» Written exercise
Reproduce each line bearing the word "separate".

» Dataset entries
▼▼▼

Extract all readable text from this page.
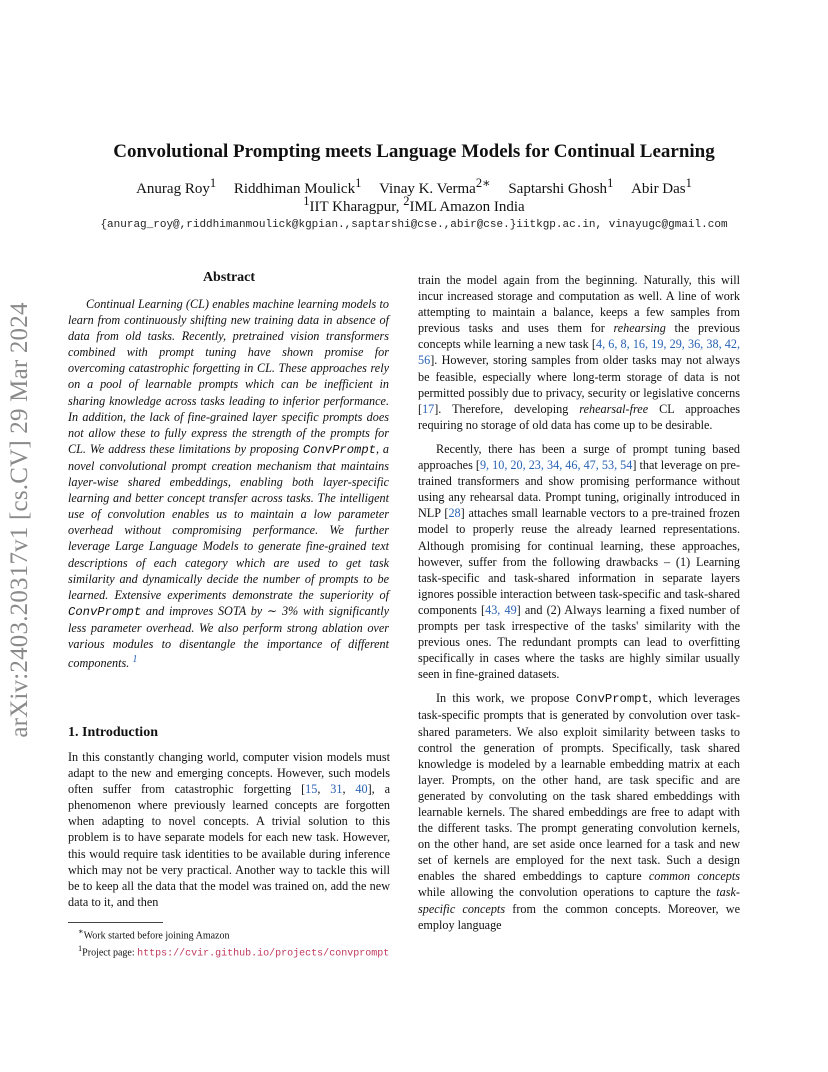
arXiv:2403.20317v1 [cs.CV] 29 Mar 2024
Convolutional Prompting meets Language Models for Continual Learning
Anurag Roy$^1$ Riddhiman Moulick$^1$ Vinay K. Verma$^{2∗}$ Saptarshi Ghosh$^1$ Abir Das$^1$
$^1$IIT Kharagpur, $^2$IML Amazon India
{anurag_roy@,riddhimanmoulick@kgpian.,saptarshi@cse.,abir@cse.}iitkgp.ac.in, vinayugc@gmail.com
Abstract

Continual Learning (CL) enables machine learning models to learn from continuously shifting new training data in absence of data from old tasks. Recently, pretrained vision transformers combined with prompt tuning have shown promise for overcoming catastrophic forgetting in CL. These approaches rely on a pool of learnable prompts which can be inefficient in sharing knowledge across tasks leading to inferior performance. In addition, the lack of fine-grained layer specific prompts does not allow these to fully express the strength of the prompts for CL. We address these limitations by proposing ConvPrompt, a novel convolutional prompt creation mechanism that maintains layer-wise shared embeddings, enabling both layer-specific learning and better concept transfer across tasks. The intelligent use of convolution enables us to maintain a low parameter overhead without compromising performance. We further leverage Large Language Models to generate fine-grained text descriptions of each category which are used to get task similarity and dynamically decide the number of prompts to be learned. Extensive experiments demonstrate the superiority of ConvPrompt and improves SOTA by ∼ 3% with significantly less parameter overhead. We also perform strong ablation over various modules to disentangle the importance of different components. $^1$

1. Introduction

In this constantly changing world, computer vision models must adapt to the new and emerging concepts. However, such models often suffer from catastrophic forgetting [15, 31, 40], a phenomenon where previously learned concepts are forgotten when adapting to novel concepts. A trivial solution to this problem is to have separate models for each new task. However, this would require task identities to be available during inference which may not be very practical. Another way to tackle this will be to keep all the data that the model was trained on, add the new data to it, and then

∗Work started before joining Amazon

$^1$Project page: https://cvir.github.io/projects/convprompt

train the model again from the beginning. Naturally, this will incur increased storage and computation as well. A line of work attempting to maintain a balance, keeps a few samples from previous tasks and uses them for rehearsing the previous concepts while learning a new task [4, 6, 8, 16, 19, 29, 36, 38, 42, 56]. However, storing samples from older tasks may not always be feasible, especially where long-term storage of data is not permitted possibly due to privacy, security or legislative concerns [17]. Therefore, developing rehearsal-free CL approaches requiring no storage of old data has come up to be desirable.

Recently, there has been a surge of prompt tuning based approaches [9, 10, 20, 23, 34, 46, 47, 53, 54] that leverage on pre-trained transformers and show promising performance without using any rehearsal data. Prompt tuning, originally introduced in NLP [28] attaches small learnable vectors to a pre-trained frozen model to properly reuse the already learned representations. Although promising for continual learning, these approaches, however, suffer from the following drawbacks – (1) Learning task-specific and task-shared information in separate layers ignores possible interaction between task-specific and task-shared components [43, 49] and (2) Always learning a fixed number of prompts per task irrespective of the tasks' similarity with the previous ones. The redundant prompts can lead to overfitting specifically in cases where the tasks are highly similar usually seen in fine-grained datasets.

In this work, we propose ConvPrompt, which leverages task-specific prompts that is generated by convolution over task-shared parameters. We also exploit similarity between tasks to control the generation of prompts. Specifically, task shared knowledge is modeled by a learnable embedding matrix at each layer. Prompts, on the other hand, are task specific and are generated by convoluting on the task shared embeddings with learnable kernels. The shared embeddings are free to adapt with the different tasks. The prompt generating convolution kernels, on the other hand, are set aside once learned for a task and new set of kernels are employed for the next task. Such a design enables the shared embeddings to capture common concepts while allowing the convolution operations to capture the task-specific concepts from the common concepts. Moreover, we employ language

▲▲▲

» Correct answer
In this constantly changing world, computer vision models must adapt to the new and emerging concepts. However, such models often suffer from catastrophic forgetting [15, 31, 40], a phenomenon where previously learned concepts are forgotten when adapting to novel concepts. A trivial solution to this problem is to have separate models for each new task. However, this would require task identities to be available during inference which may not be very practical. Another way to tackle this will be to keep all the data that the model was trained on, add the new data to it, and then
Recently, there has been a surge of prompt tuning based approaches [9, 10, 20, 23, 34, 46, 47, 53, 54] that leverage on pre-trained transformers and show promising performance without using any rehearsal data. Prompt tuning, originally introduced in NLP [28] attaches small learnable vectors to a pre-trained frozen model to properly reuse the already learned representations. Although promising for continual learning, these approaches, however, suffer from the following drawbacks – (1) Learning task-specific and task-shared information in separate layers ignores possible interaction between task-specific and task-shared components [43, 49] and (2) Always learning a fixed number of prompts per task irrespective of the tasks' similarity with the previous ones. The redundant prompts can lead to overfitting specifically in cases where the tasks are highly similar usually seen in fine-grained datasets.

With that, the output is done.